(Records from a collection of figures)
^^^^^^^^
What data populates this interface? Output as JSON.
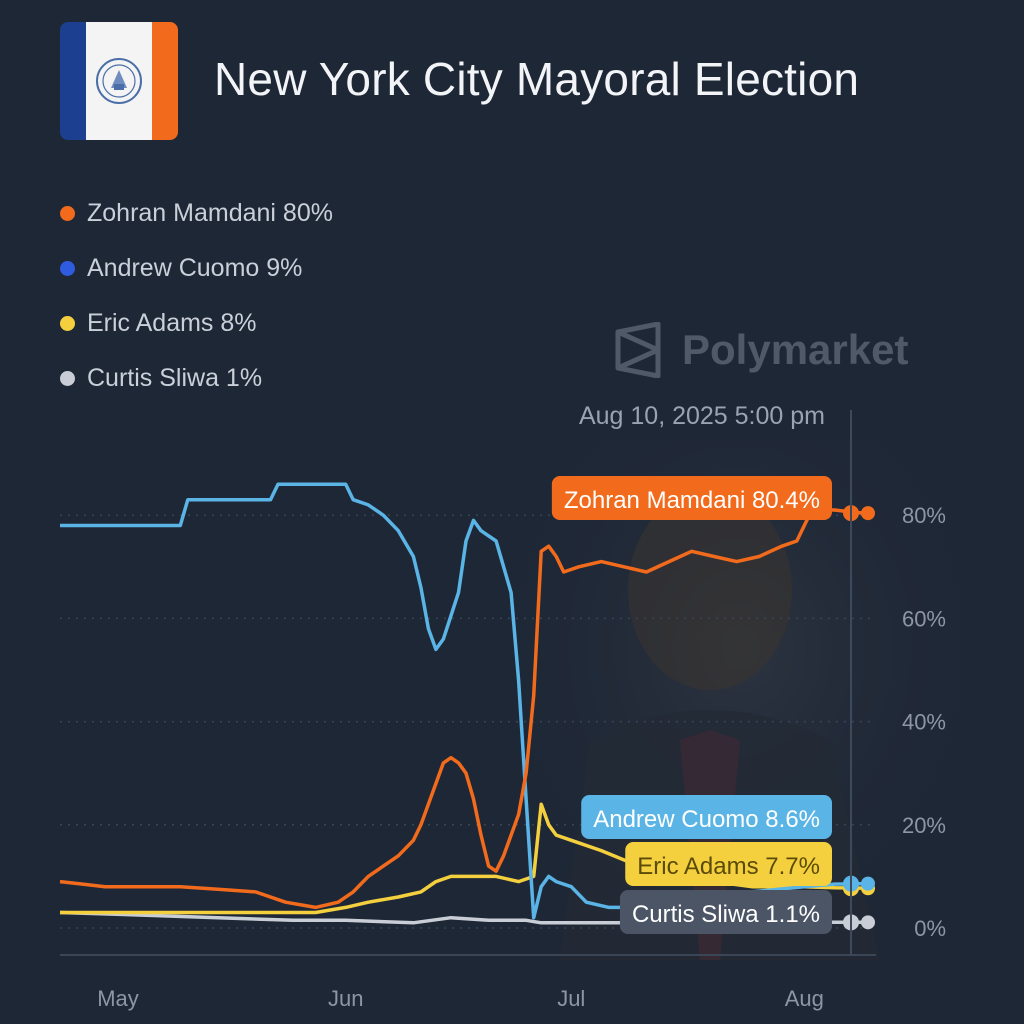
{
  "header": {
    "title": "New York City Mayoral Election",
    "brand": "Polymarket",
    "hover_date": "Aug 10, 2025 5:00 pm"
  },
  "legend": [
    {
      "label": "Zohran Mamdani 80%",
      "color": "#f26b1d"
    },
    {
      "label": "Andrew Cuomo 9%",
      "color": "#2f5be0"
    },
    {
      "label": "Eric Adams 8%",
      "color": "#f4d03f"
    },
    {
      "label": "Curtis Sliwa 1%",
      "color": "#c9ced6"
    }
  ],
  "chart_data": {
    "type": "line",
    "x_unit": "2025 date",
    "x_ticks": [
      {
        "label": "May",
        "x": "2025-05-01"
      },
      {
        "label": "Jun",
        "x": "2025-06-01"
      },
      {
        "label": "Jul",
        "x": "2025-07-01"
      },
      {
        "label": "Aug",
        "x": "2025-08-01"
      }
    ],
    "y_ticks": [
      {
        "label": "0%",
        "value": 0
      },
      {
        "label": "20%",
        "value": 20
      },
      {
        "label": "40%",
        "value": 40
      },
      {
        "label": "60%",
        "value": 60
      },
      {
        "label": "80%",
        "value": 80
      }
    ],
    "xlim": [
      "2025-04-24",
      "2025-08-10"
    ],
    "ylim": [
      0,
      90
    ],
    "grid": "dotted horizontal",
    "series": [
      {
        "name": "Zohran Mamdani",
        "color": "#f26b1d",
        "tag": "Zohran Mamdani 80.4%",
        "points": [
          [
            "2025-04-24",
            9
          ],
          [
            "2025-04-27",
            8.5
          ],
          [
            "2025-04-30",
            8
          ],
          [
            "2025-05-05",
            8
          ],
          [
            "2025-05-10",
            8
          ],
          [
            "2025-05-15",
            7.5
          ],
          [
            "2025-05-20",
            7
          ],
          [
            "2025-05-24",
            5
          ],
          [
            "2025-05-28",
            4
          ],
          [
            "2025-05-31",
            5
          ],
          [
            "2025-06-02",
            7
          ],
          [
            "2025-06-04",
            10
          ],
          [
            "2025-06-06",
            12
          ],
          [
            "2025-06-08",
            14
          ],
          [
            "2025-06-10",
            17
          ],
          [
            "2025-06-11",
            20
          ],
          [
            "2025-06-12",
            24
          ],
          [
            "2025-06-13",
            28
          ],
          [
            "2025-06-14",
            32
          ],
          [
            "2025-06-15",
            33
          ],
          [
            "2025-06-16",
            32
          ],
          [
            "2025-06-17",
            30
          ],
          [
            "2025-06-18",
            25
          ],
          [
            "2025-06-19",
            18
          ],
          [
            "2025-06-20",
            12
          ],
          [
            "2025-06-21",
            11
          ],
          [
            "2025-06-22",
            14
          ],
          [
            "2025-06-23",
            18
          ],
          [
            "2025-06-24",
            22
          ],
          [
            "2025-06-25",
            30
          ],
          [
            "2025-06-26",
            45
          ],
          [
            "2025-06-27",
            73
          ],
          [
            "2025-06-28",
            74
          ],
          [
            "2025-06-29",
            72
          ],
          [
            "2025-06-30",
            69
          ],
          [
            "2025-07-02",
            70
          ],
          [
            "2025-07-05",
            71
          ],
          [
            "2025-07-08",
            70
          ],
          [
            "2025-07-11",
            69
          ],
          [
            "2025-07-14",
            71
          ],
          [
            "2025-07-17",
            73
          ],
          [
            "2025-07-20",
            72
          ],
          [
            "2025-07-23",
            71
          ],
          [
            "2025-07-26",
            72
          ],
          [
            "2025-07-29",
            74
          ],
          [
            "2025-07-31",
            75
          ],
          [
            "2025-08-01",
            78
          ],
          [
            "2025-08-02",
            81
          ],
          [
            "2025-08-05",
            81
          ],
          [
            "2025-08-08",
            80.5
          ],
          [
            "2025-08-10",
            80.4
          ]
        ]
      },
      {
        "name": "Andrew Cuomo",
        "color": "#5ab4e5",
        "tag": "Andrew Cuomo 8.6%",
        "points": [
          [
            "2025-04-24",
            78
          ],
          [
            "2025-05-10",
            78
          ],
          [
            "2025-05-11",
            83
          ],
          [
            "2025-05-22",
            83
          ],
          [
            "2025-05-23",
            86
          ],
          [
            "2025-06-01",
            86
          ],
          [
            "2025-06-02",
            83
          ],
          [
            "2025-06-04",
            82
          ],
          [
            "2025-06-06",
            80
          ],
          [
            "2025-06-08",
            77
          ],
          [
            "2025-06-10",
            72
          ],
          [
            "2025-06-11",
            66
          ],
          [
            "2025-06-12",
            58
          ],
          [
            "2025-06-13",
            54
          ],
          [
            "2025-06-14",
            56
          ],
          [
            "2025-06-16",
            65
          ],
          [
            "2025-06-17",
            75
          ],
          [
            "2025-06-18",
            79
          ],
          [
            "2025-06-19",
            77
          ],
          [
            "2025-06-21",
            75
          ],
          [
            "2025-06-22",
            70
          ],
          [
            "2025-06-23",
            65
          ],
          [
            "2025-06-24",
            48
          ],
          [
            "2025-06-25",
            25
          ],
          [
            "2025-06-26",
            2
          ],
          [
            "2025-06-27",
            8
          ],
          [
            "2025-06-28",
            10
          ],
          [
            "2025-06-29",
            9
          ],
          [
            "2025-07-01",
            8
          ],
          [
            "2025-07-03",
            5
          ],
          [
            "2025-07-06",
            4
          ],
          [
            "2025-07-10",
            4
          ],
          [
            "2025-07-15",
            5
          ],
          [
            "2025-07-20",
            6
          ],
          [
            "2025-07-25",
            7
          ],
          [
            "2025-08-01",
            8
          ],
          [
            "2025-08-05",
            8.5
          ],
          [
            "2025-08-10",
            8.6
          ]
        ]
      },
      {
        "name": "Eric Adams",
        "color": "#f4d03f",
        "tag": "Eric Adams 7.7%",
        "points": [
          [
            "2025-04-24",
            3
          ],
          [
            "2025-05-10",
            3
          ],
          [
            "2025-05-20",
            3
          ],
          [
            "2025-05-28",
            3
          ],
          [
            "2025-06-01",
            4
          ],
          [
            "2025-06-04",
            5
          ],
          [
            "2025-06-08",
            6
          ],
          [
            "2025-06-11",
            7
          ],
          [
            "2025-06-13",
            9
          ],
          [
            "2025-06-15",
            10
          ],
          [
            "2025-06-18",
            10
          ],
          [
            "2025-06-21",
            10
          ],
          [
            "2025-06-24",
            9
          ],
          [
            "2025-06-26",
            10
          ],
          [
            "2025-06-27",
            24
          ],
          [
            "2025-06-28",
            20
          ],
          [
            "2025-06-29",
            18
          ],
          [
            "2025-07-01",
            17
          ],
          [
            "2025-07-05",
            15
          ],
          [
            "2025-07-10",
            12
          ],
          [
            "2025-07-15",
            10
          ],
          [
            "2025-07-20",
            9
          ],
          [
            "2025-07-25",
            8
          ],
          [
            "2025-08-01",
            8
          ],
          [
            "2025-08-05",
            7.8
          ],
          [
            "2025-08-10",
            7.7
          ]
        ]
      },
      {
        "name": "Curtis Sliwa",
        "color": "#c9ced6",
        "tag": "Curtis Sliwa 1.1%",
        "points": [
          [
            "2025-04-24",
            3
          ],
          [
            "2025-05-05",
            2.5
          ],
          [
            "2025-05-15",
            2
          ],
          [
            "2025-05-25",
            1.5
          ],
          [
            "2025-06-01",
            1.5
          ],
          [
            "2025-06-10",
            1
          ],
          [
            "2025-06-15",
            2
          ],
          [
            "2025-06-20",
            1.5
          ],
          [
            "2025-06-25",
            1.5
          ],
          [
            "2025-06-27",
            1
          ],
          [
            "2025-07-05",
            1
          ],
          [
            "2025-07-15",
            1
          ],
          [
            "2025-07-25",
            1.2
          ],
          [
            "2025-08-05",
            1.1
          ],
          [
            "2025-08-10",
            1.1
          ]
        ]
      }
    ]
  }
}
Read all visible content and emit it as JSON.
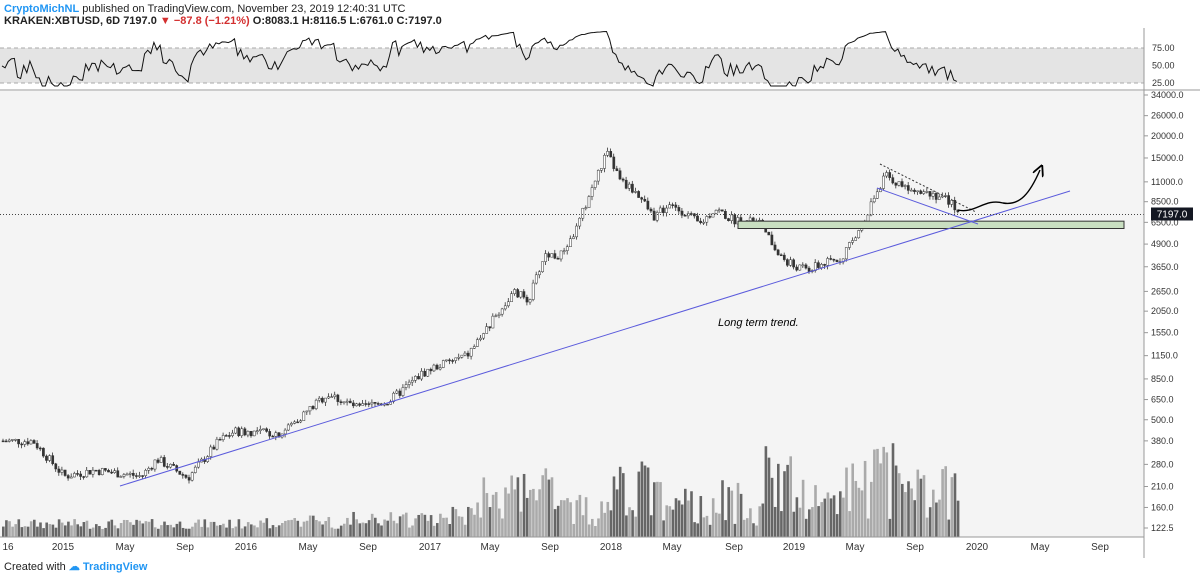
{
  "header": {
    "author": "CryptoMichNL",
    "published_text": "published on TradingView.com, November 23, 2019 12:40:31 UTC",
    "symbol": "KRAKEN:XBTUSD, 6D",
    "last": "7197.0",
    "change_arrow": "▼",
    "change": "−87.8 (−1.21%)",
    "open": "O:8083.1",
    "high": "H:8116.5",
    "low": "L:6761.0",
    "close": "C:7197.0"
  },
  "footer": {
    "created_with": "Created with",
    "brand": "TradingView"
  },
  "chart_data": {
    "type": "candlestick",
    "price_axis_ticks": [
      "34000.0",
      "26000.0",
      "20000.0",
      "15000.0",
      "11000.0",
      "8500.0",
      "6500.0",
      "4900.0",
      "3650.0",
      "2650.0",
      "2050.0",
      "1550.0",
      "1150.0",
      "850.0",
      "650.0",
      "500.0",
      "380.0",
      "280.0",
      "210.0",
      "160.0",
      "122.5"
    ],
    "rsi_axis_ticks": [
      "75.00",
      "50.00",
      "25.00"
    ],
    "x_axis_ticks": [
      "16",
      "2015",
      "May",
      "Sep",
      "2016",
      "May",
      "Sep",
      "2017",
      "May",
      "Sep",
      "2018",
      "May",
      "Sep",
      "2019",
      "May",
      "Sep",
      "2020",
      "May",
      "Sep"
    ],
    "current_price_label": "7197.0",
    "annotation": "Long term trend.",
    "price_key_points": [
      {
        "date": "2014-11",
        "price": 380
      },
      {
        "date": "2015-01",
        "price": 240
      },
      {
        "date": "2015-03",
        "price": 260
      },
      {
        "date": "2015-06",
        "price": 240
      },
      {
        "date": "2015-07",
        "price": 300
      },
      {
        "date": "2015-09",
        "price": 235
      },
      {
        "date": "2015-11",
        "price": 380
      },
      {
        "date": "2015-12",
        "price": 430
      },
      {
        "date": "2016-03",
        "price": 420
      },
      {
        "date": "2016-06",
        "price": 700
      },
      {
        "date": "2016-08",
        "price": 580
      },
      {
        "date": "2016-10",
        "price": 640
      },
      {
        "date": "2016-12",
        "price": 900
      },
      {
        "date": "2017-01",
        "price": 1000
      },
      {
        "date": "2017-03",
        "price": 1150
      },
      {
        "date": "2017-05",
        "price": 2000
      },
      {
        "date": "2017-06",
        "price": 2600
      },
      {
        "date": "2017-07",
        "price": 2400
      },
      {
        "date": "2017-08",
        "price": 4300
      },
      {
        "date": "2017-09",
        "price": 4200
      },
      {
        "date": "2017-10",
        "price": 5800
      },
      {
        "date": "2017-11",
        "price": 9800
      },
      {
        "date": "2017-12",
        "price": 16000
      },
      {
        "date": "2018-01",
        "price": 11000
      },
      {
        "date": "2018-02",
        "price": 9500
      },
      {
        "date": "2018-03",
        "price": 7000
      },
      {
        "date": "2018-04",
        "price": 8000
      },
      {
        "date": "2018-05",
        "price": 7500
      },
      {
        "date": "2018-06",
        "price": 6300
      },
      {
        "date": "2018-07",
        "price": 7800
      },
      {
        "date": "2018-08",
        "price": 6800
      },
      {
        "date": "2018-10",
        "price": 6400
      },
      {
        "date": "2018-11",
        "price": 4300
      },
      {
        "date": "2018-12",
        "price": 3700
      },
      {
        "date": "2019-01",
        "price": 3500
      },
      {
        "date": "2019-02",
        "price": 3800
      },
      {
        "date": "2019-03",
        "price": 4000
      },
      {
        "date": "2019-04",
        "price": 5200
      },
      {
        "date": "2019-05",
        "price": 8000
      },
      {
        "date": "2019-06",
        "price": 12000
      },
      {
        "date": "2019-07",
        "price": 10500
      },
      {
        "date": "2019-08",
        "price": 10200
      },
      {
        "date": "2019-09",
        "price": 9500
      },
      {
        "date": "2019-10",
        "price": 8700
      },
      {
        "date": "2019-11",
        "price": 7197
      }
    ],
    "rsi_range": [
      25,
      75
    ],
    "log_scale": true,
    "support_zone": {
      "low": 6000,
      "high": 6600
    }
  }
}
^^^^^^^^
▸ Set problem
In the listing, find every line with the word "TradingView" and state how many there are, nothing more.

▸ Output below
2